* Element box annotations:

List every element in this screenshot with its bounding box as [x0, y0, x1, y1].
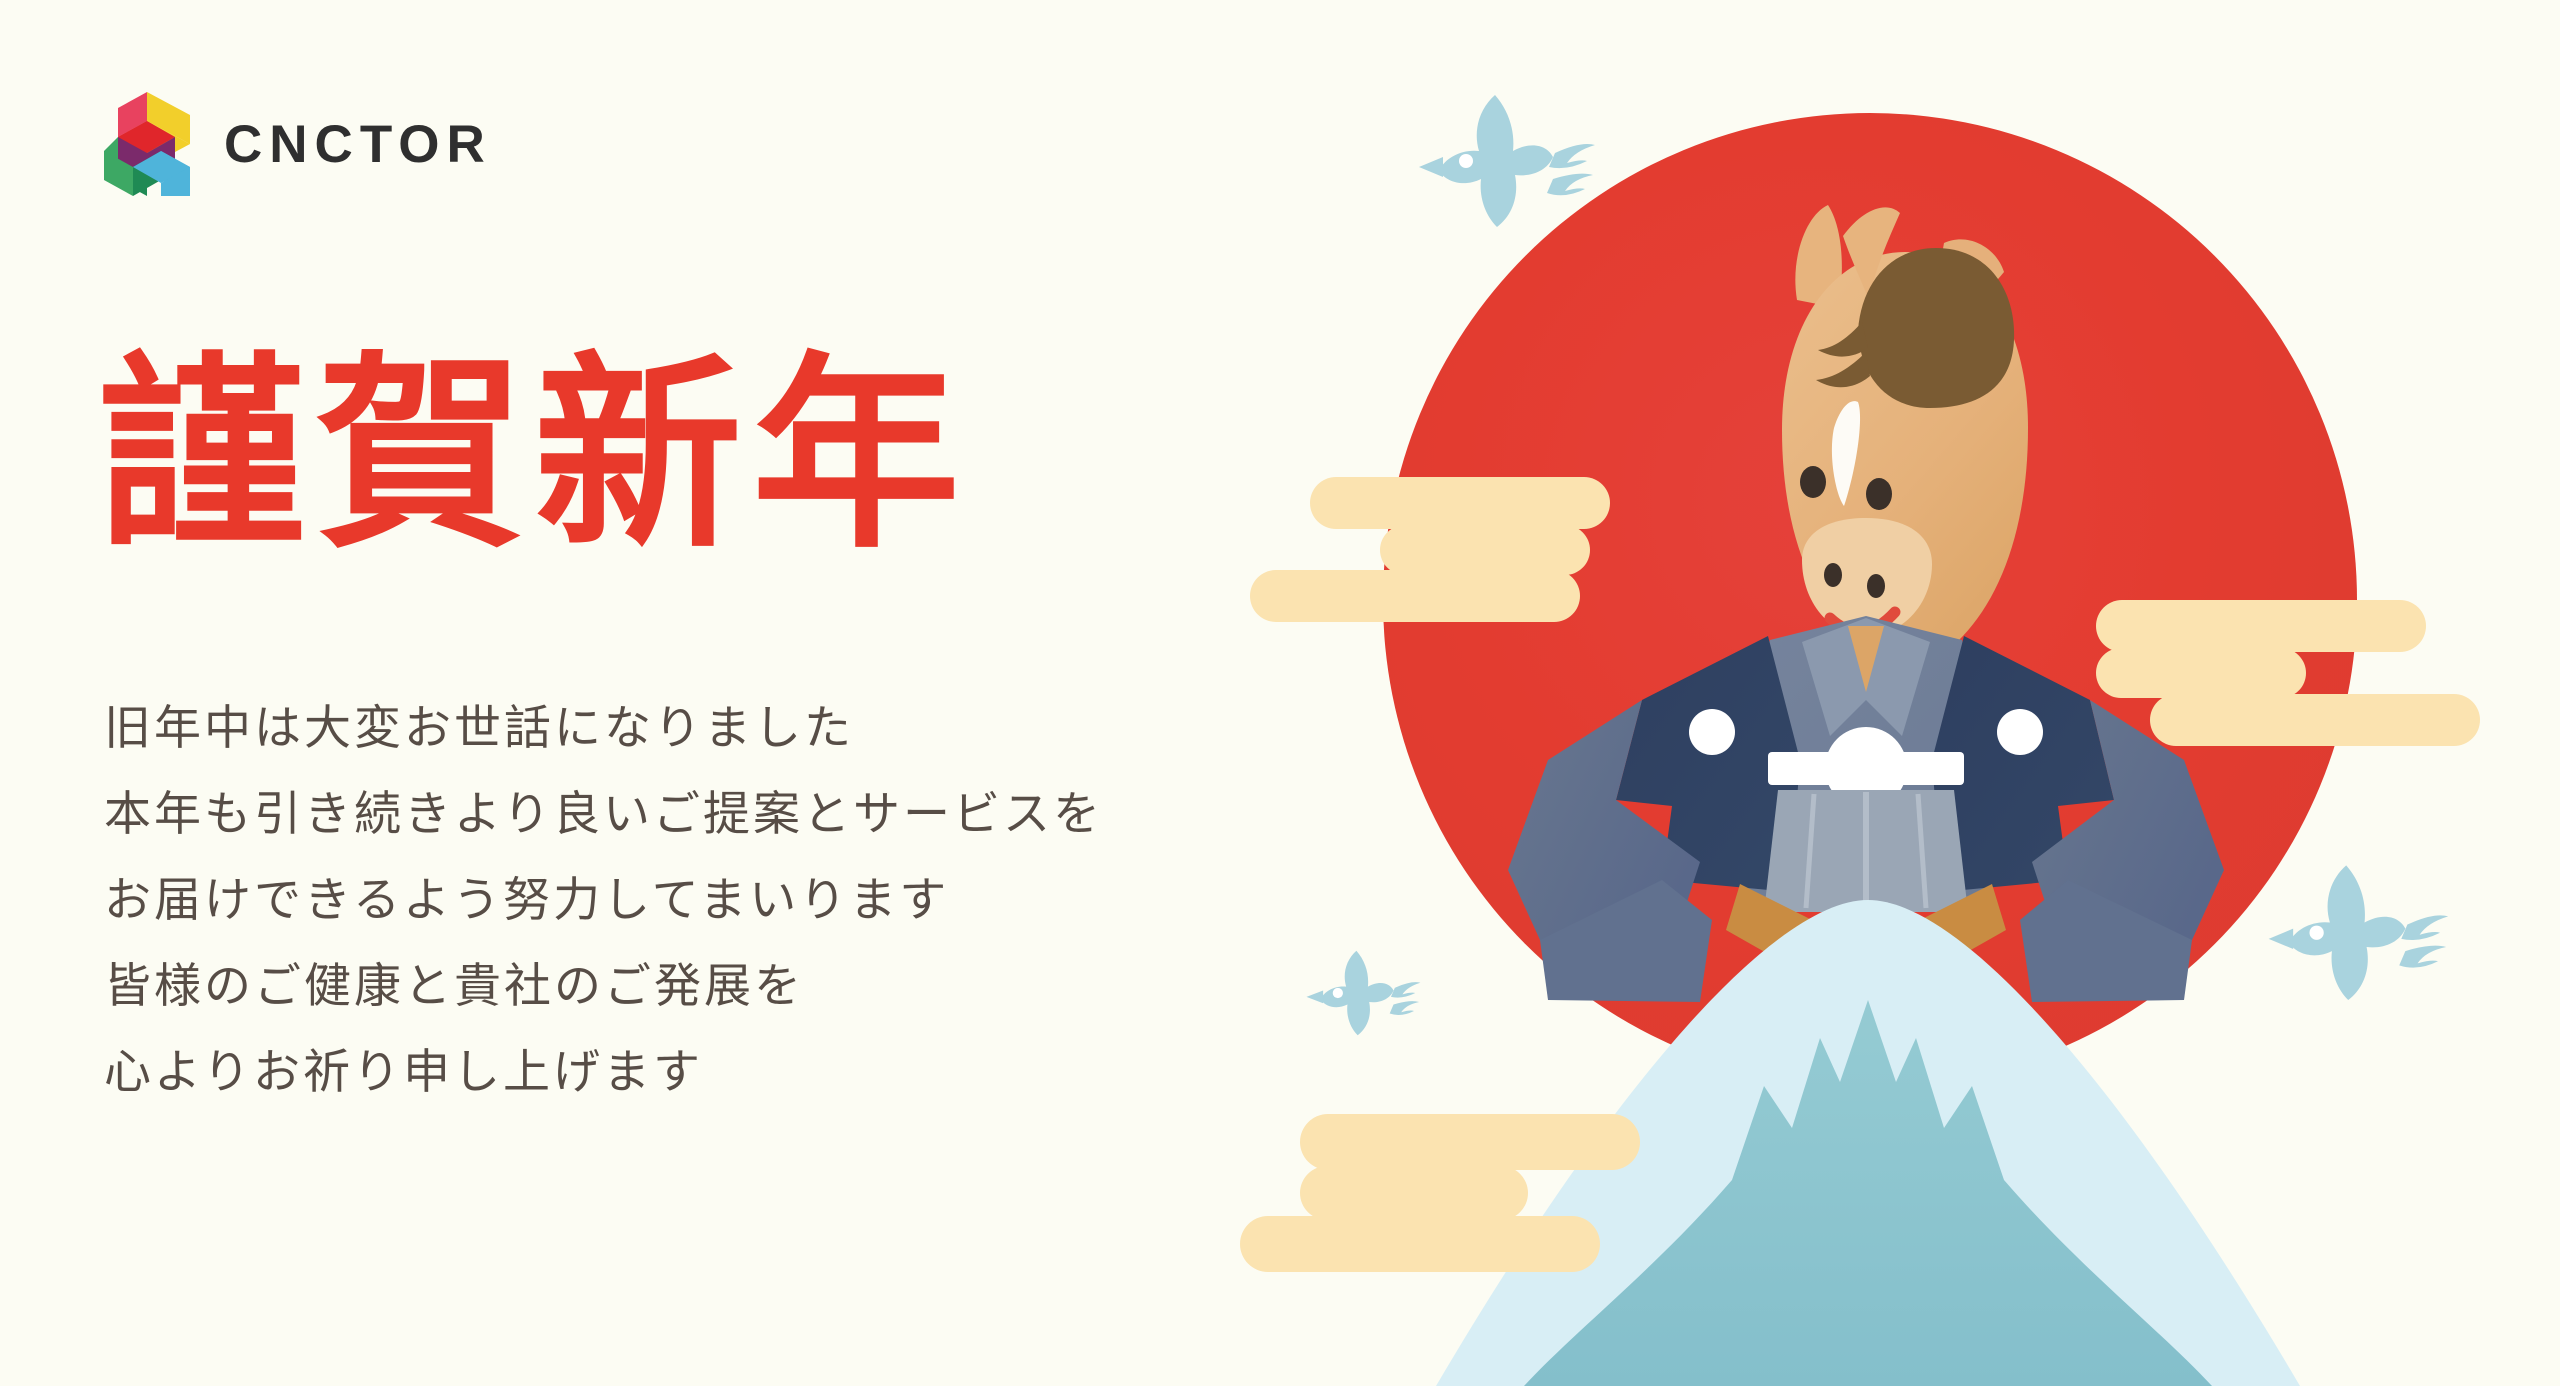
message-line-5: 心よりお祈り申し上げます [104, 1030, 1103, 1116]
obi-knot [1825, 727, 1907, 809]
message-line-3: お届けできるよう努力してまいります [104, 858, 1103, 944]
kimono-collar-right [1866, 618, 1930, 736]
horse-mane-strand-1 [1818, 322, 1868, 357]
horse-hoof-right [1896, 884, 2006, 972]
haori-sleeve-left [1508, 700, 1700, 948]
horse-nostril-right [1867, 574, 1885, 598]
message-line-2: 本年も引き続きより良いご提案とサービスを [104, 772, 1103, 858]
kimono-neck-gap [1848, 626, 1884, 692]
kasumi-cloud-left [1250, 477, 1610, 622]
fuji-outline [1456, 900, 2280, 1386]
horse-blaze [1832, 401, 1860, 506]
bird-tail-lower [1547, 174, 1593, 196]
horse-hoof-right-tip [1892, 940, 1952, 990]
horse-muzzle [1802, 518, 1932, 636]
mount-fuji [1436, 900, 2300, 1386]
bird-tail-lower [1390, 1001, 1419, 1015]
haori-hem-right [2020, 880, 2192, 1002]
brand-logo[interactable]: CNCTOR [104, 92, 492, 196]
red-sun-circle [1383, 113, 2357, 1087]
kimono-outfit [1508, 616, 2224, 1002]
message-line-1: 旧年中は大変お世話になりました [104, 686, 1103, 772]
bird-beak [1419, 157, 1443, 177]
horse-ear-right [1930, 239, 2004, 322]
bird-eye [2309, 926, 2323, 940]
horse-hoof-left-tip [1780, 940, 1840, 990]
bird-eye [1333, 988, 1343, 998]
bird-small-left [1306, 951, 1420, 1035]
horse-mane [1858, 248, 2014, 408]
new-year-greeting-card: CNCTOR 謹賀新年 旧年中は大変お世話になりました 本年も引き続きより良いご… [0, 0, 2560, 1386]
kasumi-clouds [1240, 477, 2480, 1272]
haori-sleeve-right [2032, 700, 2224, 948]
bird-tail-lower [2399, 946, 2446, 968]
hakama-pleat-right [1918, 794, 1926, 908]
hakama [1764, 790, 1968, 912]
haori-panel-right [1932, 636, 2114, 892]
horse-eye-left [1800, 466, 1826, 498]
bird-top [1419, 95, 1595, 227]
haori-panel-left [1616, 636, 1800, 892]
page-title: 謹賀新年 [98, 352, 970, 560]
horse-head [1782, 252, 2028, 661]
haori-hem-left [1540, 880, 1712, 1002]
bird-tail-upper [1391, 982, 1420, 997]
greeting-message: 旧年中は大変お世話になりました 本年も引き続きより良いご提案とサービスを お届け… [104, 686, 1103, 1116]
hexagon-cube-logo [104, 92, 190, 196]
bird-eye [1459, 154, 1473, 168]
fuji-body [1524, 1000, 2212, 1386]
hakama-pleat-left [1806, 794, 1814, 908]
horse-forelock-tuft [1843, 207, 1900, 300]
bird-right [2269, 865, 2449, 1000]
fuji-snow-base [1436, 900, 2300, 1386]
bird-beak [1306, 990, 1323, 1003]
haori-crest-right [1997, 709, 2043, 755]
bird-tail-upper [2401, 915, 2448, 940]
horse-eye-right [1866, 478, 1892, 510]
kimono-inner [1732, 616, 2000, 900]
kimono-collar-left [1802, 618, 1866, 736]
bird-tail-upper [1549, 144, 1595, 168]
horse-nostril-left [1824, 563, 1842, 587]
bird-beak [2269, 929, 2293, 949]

* Task directions:
Rewrite all of the material, substituting "bird-pupil" for each occurrence of "bird-eye" and leaving everything else unchanged. Omit the pictures.

* Worked solution:
List every element in this screenshot with its bounding box as [x0, y0, x1, y1].
message-line-5: 心よりお祈り申し上げます [104, 1030, 1103, 1116]
obi-knot [1825, 727, 1907, 809]
message-line-3: お届けできるよう努力してまいります [104, 858, 1103, 944]
kimono-collar-right [1866, 618, 1930, 736]
horse-mane-strand-1 [1818, 322, 1868, 357]
horse-hoof-right [1896, 884, 2006, 972]
haori-sleeve-left [1508, 700, 1700, 948]
horse-nostril-right [1867, 574, 1885, 598]
message-line-2: 本年も引き続きより良いご提案とサービスを [104, 772, 1103, 858]
kimono-neck-gap [1848, 626, 1884, 692]
kasumi-cloud-left [1250, 477, 1610, 622]
fuji-outline [1456, 900, 2280, 1386]
horse-blaze [1832, 401, 1860, 506]
bird-tail-lower [1547, 174, 1593, 196]
horse-hoof-right-tip [1892, 940, 1952, 990]
horse-muzzle [1802, 518, 1932, 636]
mount-fuji [1436, 900, 2300, 1386]
bird-tail-lower [1390, 1001, 1419, 1015]
haori-hem-right [2020, 880, 2192, 1002]
brand-logo[interactable]: CNCTOR [104, 92, 492, 196]
red-sun-circle [1383, 113, 2357, 1087]
kimono-outfit [1508, 616, 2224, 1002]
message-line-1: 旧年中は大変お世話になりました [104, 686, 1103, 772]
bird-beak [1419, 157, 1443, 177]
horse-ear-right [1930, 239, 2004, 322]
bird-pupil [2309, 926, 2323, 940]
horse-hoof-left-tip [1780, 940, 1840, 990]
bird-pupil [1333, 988, 1343, 998]
bird-small-left [1306, 951, 1420, 1035]
horse-mane [1858, 248, 2014, 408]
new-year-greeting-card: CNCTOR 謹賀新年 旧年中は大変お世話になりました 本年も引き続きより良いご… [0, 0, 2560, 1386]
kasumi-clouds [1240, 477, 2480, 1272]
haori-sleeve-right [2032, 700, 2224, 948]
bird-tail-lower [2399, 946, 2446, 968]
hakama-pleat-right [1918, 794, 1926, 908]
hakama [1764, 790, 1968, 912]
haori-panel-right [1932, 636, 2114, 892]
horse-eye-left [1800, 466, 1826, 498]
bird-top [1419, 95, 1595, 227]
haori-panel-left [1616, 636, 1800, 892]
page-title: 謹賀新年 [98, 352, 970, 560]
horse-head [1782, 252, 2028, 661]
haori-hem-left [1540, 880, 1712, 1002]
bird-tail-upper [1391, 982, 1420, 997]
greeting-message: 旧年中は大変お世話になりました 本年も引き続きより良いご提案とサービスを お届け… [104, 686, 1103, 1116]
hexagon-cube-logo [104, 92, 190, 196]
bird-pupil [1459, 154, 1473, 168]
fuji-body [1524, 1000, 2212, 1386]
hakama-pleat-left [1806, 794, 1814, 908]
horse-forelock-tuft [1843, 207, 1900, 300]
bird-right [2269, 865, 2449, 1000]
fuji-snow-base [1436, 900, 2300, 1386]
bird-beak [1306, 990, 1323, 1003]
haori-crest-right [1997, 709, 2043, 755]
bird-tail-upper [2401, 915, 2448, 940]
horse-eye-right [1866, 478, 1892, 510]
kimono-inner [1732, 616, 2000, 900]
kimono-collar-left [1802, 618, 1866, 736]
bird-tail-upper [1549, 144, 1595, 168]
horse-nostril-left [1824, 563, 1842, 587]
bird-beak [2269, 929, 2293, 949]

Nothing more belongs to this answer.